▸ Written task
Print out every line, exactly as written.

▸ Entries taken from a collection
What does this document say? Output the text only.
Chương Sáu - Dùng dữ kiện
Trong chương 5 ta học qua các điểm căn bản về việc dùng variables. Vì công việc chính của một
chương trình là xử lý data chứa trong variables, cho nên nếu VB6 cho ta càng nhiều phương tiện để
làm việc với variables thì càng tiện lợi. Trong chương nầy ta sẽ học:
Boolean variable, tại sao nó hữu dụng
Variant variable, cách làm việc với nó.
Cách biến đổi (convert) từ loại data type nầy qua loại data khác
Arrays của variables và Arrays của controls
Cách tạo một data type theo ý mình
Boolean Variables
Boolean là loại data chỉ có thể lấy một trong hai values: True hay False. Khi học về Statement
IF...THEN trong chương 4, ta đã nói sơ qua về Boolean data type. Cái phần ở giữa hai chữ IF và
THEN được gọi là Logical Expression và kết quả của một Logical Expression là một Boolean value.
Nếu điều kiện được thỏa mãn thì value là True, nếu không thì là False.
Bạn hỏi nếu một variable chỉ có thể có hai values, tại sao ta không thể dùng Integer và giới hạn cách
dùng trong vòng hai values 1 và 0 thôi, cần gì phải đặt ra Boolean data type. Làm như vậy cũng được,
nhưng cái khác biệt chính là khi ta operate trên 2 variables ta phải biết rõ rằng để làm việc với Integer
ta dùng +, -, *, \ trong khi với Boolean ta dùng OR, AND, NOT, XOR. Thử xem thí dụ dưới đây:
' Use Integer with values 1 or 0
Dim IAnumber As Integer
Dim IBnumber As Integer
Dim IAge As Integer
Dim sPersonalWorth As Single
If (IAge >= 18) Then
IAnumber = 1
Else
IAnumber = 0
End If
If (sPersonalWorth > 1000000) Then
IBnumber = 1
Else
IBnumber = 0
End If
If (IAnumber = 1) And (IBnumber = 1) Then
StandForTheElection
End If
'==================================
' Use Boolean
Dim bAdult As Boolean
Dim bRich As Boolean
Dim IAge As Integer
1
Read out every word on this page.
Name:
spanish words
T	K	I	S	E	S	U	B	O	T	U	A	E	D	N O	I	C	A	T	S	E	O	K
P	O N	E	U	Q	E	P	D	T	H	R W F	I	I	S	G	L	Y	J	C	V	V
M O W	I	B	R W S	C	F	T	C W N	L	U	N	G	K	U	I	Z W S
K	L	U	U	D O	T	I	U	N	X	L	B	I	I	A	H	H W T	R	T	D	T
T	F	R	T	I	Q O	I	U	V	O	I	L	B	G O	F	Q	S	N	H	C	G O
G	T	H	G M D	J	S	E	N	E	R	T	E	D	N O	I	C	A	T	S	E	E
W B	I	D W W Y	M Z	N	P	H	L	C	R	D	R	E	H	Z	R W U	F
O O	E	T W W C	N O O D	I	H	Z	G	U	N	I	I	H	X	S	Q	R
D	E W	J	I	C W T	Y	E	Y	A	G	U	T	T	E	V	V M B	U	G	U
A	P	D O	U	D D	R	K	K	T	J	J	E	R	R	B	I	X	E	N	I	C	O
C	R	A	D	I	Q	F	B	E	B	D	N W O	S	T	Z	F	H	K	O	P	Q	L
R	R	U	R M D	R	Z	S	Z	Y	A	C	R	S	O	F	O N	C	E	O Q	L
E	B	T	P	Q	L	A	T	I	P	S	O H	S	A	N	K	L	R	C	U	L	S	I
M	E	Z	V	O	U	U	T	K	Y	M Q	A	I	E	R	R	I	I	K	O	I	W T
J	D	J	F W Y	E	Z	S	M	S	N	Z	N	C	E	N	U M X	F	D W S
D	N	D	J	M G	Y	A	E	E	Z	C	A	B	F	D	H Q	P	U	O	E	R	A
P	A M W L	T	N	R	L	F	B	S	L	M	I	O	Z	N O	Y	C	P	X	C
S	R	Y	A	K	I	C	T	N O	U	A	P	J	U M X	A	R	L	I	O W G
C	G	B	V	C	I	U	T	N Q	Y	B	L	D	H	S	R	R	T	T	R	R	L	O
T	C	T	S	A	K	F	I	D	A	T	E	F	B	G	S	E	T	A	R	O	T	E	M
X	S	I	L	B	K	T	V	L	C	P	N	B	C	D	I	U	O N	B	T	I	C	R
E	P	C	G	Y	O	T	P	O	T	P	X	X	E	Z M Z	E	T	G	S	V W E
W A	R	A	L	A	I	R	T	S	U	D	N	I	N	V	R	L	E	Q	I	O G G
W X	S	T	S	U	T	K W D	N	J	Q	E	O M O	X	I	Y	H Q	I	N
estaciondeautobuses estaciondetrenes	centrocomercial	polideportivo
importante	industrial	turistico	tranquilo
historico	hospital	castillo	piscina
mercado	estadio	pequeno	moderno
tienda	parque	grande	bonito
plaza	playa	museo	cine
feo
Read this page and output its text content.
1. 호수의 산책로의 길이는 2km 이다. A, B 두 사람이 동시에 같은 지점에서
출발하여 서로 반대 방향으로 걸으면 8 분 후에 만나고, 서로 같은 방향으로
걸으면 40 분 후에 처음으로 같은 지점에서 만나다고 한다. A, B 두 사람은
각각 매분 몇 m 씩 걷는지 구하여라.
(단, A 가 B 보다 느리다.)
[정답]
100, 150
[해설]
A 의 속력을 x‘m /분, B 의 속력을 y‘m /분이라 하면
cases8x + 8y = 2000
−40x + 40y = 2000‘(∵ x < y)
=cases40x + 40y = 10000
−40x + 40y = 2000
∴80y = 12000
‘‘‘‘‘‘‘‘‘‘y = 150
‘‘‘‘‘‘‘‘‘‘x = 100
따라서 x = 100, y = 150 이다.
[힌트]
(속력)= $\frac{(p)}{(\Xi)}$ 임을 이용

▸ Task output
What does this document say? Output the text only.
Chương Sáu - Dùng dữ kiện
Trong chương 5 ta học qua các điểm căn bản về việc dùng variables. Vì công việc chính của một
chương trình là xử lý data chứa trong variables, cho nên nếu VB6 cho ta càng nhiều phương tiện để
làm việc với variables thì càng tiện lợi. Trong chương nầy ta sẽ học:
Boolean variable, tại sao nó hữu dụng
Variant variable, cách làm việc với nó.
Cách biến đổi (convert) từ loại data type nầy qua loại data khác
Arrays của variables và Arrays của controls
Cách tạo một data type theo ý mình
Boolean Variables
Boolean là loại data chỉ có thể lấy một trong hai values: True hay False. Khi học về Statement
IF...THEN trong chương 4, ta đã nói sơ qua về Boolean data type. Cái phần ở giữa hai chữ IF và
THEN được gọi là Logical Expression và kết quả của một Logical Expression là một Boolean value.
Nếu điều kiện được thỏa mãn thì value là True, nếu không thì là False.
Bạn hỏi nếu một variable chỉ có thể có hai values, tại sao ta không thể dùng Integer và giới hạn cách
dùng trong vòng hai values 1 và 0 thôi, cần gì phải đặt ra Boolean data type. Làm như vậy cũng được,
nhưng cái khác biệt chính là khi ta operate trên 2 variables ta phải biết rõ rằng để làm việc với Integer
ta dùng +, -, *, \ trong khi với Boolean ta dùng OR, AND, NOT, XOR. Thử xem thí dụ dưới đây:
' Use Integer with values 1 or 0
Dim IAnumber As Integer
Dim IBnumber As Integer
Dim IAge As Integer
Dim sPersonalWorth As Single
If (IAge >= 18) Then
IAnumber = 1
Else
IAnumber = 0
End If
If (sPersonalWorth > 1000000) Then
IBnumber = 1
Else
IBnumber = 0
End If
If (IAnumber = 1) And (IBnumber = 1) Then
StandForTheElection
End If
'==================================
' Use Boolean
Dim bAdult As Boolean
Dim bRich As Boolean
Dim IAge As Integer
1
Read out every word on this page.
Name:
spanish words
T	K	I	S	E	S	U	B	O	T	U	A	E	D	N O	I	C	A	T	S	E	O	K
P	O N	E	U	Q	E	P	D	T	H	R W F	I	I	S	G	L	Y	J	C	V	V
M O W	I	B	R W S	C	F	T	C W N	L	U	N	G	K	U	I	Z W S
K	L	U	U	D O	T	I	U	N	X	L	B	I	I	A	H	H W T	R	T	D	T
T	F	R	T	I	Q O	I	U	V	O	I	L	B	G O	F	Q	S	N	H	C	G O
G	T	H	G M D	J	S	E	N	E	R	T	E	D	N O	I	C	A	T	S	E	E
W B	I	D W W Y	M Z	N	P	H	L	C	R	D	R	E	H	Z	R W U	F
O O	E	T W W C	N O O D	I	H	Z	G	U	N	I	I	H	X	S	Q	R
D	E W	J	I	C W T	Y	E	Y	A	G	U	T	T	E	V	V M B	U	G	U
A	P	D O	U	D D	R	K	K	T	J	J	E	R	R	B	I	X	E	N	I	C	O
C	R	A	D	I	Q	F	B	E	B	D	N W O	S	T	Z	F	H	K	O	P	Q	L
R	R	U	R M D	R	Z	S	Z	Y	A	C	R	S	O	F	O N	C	E	O Q	L
E	B	T	P	Q	L	A	T	I	P	S	O H	S	A	N	K	L	R	C	U	L	S	I
M	E	Z	V	O	U	U	T	K	Y	M Q	A	I	E	R	R	I	I	K	O	I	W T
J	D	J	F W Y	E	Z	S	M	S	N	Z	N	C	E	N	U M X	F	D W S
D	N	D	J	M G	Y	A	E	E	Z	C	A	B	F	D	H Q	P	U	O	E	R	A
P	A M W L	T	N	R	L	F	B	S	L	M	I	O	Z	N O	Y	C	P	X	C
S	R	Y	A	K	I	C	T	N O	U	A	P	J	U M X	A	R	L	I	O W G
C	G	B	V	C	I	U	T	N Q	Y	B	L	D	H	S	R	R	T	T	R	R	L	O
T	C	T	S	A	K	F	I	D	A	T	E	F	B	G	S	E	T	A	R	O	T	E	M
X	S	I	L	B	K	T	V	L	C	P	N	B	C	D	I	U	O N	B	T	I	C	R
E	P	C	G	Y	O	T	P	O	T	P	X	X	E	Z M Z	E	T	G	S	V W E
W A	R	A	L	A	I	R	T	S	U	D	N	I	N	V	R	L	E	Q	I	O G G
W X	S	T	S	U	T	K W D	N	J	Q	E	O M O	X	I	Y	H Q	I	N
estaciondeautobuses estaciondetrenes	centrocomercial	polideportivo
importante	industrial	turistico	tranquilo
historico	hospital	castillo	piscina
mercado	estadio	pequeno	moderno
tienda	parque	grande	bonito
plaza	playa	museo	cine
feo
Read this page and output its text content.
1. 호수의 산책로의 길이는 2km 이다. A, B 두 사람이 동시에 같은 지점에서
출발하여 서로 반대 방향으로 걸으면 8 분 후에 만나고, 서로 같은 방향으로
걸으면 40 분 후에 처음으로 같은 지점에서 만나다고 한다. A, B 두 사람은
각각 매분 몇 m 씩 걷는지 구하여라.
(단, A 가 B 보다 느리다.)
[정답]
100, 150
[해설]
A 의 속력을 x‘m /분, B 의 속력을 y‘m /분이라 하면
cases8x + 8y = 2000
−40x + 40y = 2000‘(∵ x < y)
=cases40x + 40y = 10000
−40x + 40y = 2000
∴80y = 12000
‘‘‘‘‘‘‘‘‘‘y = 150
‘‘‘‘‘‘‘‘‘‘x = 100
따라서 x = 100, y = 150 이다.
[힌트]
(속력)= $\frac{(p)}{(\Xi)}$ 임을 이용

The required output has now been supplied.